## start INPUT MATERIAL

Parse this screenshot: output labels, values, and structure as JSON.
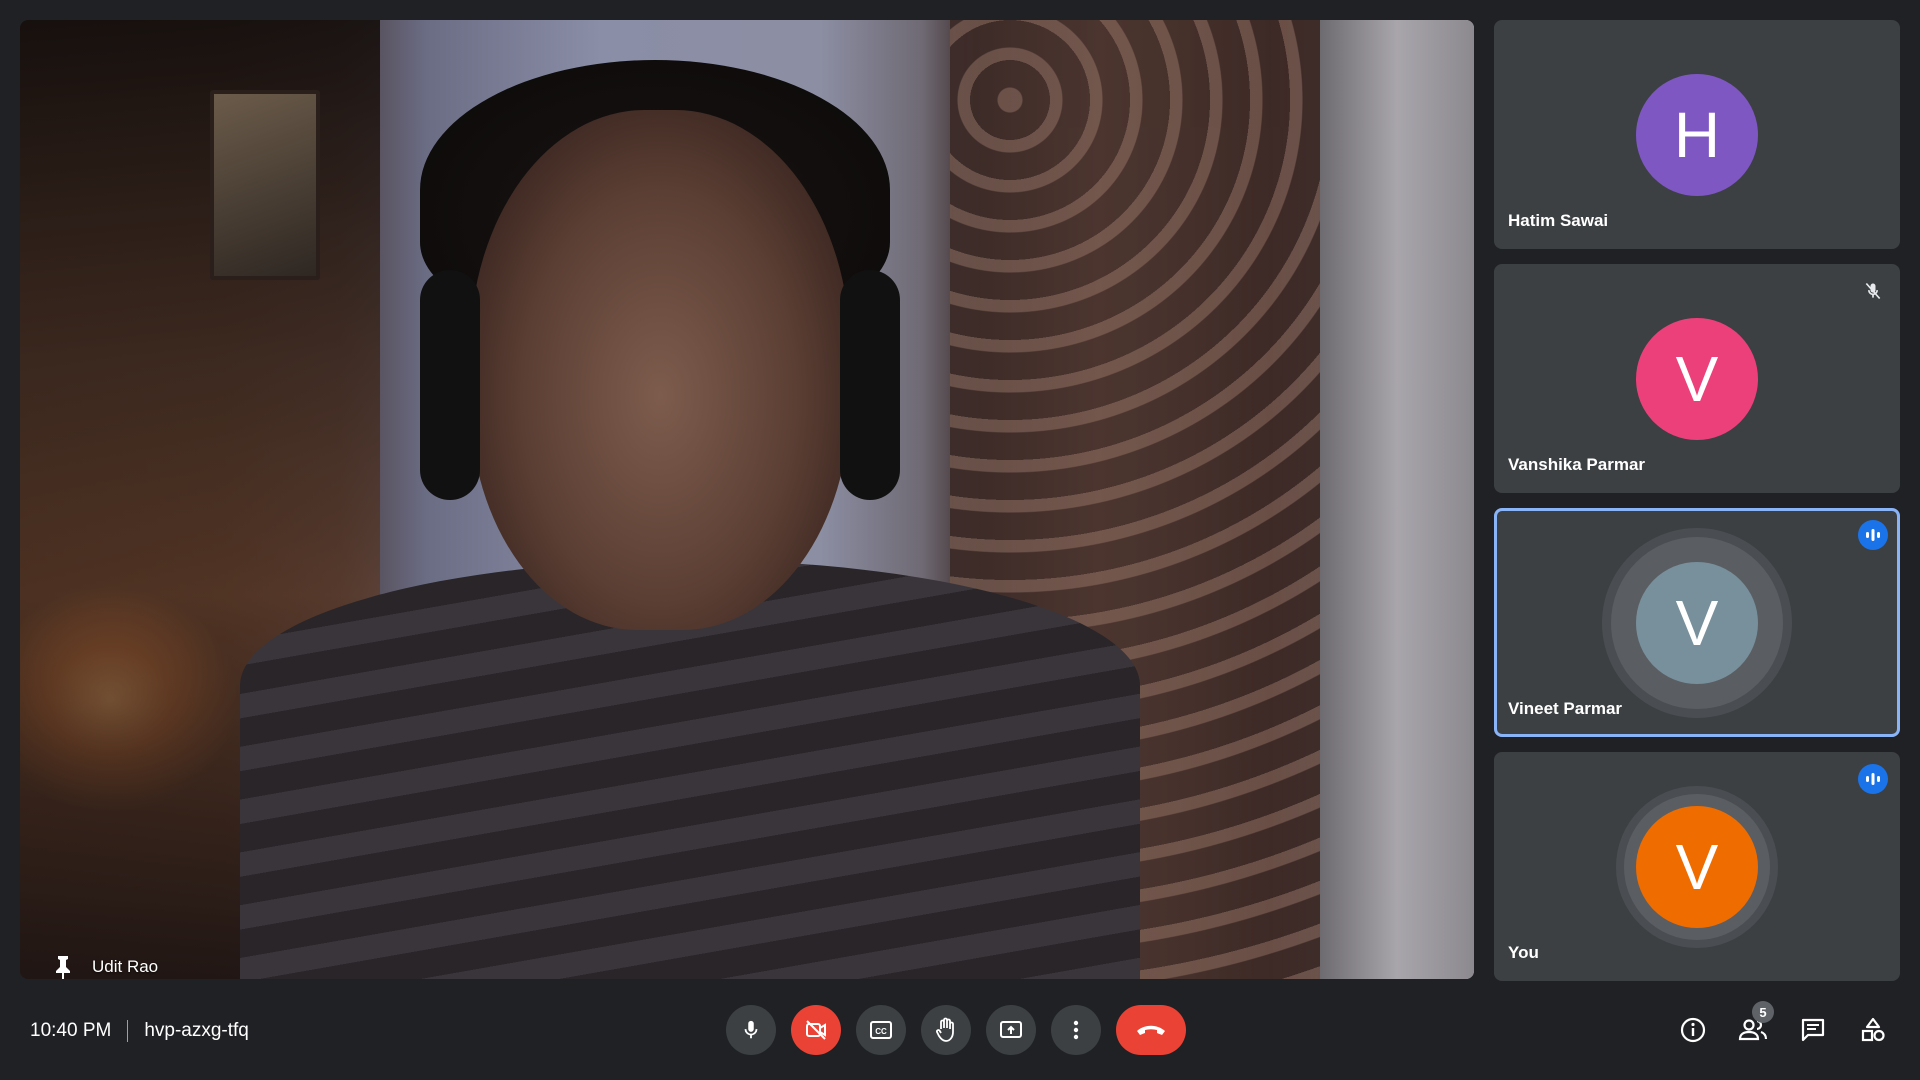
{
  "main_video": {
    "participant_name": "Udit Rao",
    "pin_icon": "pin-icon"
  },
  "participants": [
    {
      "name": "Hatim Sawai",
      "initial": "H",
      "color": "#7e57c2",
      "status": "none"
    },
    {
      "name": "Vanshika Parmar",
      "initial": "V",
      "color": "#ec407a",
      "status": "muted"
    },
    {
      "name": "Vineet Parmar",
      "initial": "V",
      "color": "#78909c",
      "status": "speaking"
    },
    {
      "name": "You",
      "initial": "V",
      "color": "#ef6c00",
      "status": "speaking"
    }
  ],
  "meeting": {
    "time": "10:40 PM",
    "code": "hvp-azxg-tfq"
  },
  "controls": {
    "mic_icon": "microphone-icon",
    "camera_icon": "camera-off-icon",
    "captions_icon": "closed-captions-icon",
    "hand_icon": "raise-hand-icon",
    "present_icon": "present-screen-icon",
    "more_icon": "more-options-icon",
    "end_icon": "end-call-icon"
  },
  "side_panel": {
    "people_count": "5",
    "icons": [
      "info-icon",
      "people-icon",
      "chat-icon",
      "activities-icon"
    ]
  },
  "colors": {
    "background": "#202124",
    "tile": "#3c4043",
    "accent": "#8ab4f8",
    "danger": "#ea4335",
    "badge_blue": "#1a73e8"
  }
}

## end INPUT MATERIAL

> _DIRECTIVE_
All of the records above must be copied exactly, except for the pictures.

> _SOLUTION TO THIS EXERCISE_
Parse this screenshot: output labels, values, and structure as JSON.
{
  "main_video": {
    "participant_name": "Udit Rao",
    "pin_icon": "pin-icon"
  },
  "participants": [
    {
      "name": "Hatim Sawai",
      "initial": "H",
      "color": "#7e57c2",
      "status": "none"
    },
    {
      "name": "Vanshika Parmar",
      "initial": "V",
      "color": "#ec407a",
      "status": "muted"
    },
    {
      "name": "Vineet Parmar",
      "initial": "V",
      "color": "#78909c",
      "status": "speaking"
    },
    {
      "name": "You",
      "initial": "V",
      "color": "#ef6c00",
      "status": "speaking"
    }
  ],
  "meeting": {
    "time": "10:40 PM",
    "code": "hvp-azxg-tfq"
  },
  "controls": {
    "mic_icon": "microphone-icon",
    "camera_icon": "camera-off-icon",
    "captions_icon": "closed-captions-icon",
    "hand_icon": "raise-hand-icon",
    "present_icon": "present-screen-icon",
    "more_icon": "more-options-icon",
    "end_icon": "end-call-icon"
  },
  "side_panel": {
    "people_count": "5",
    "icons": [
      "info-icon",
      "people-icon",
      "chat-icon",
      "activities-icon"
    ]
  },
  "colors": {
    "background": "#202124",
    "tile": "#3c4043",
    "accent": "#8ab4f8",
    "danger": "#ea4335",
    "badge_blue": "#1a73e8"
  }
}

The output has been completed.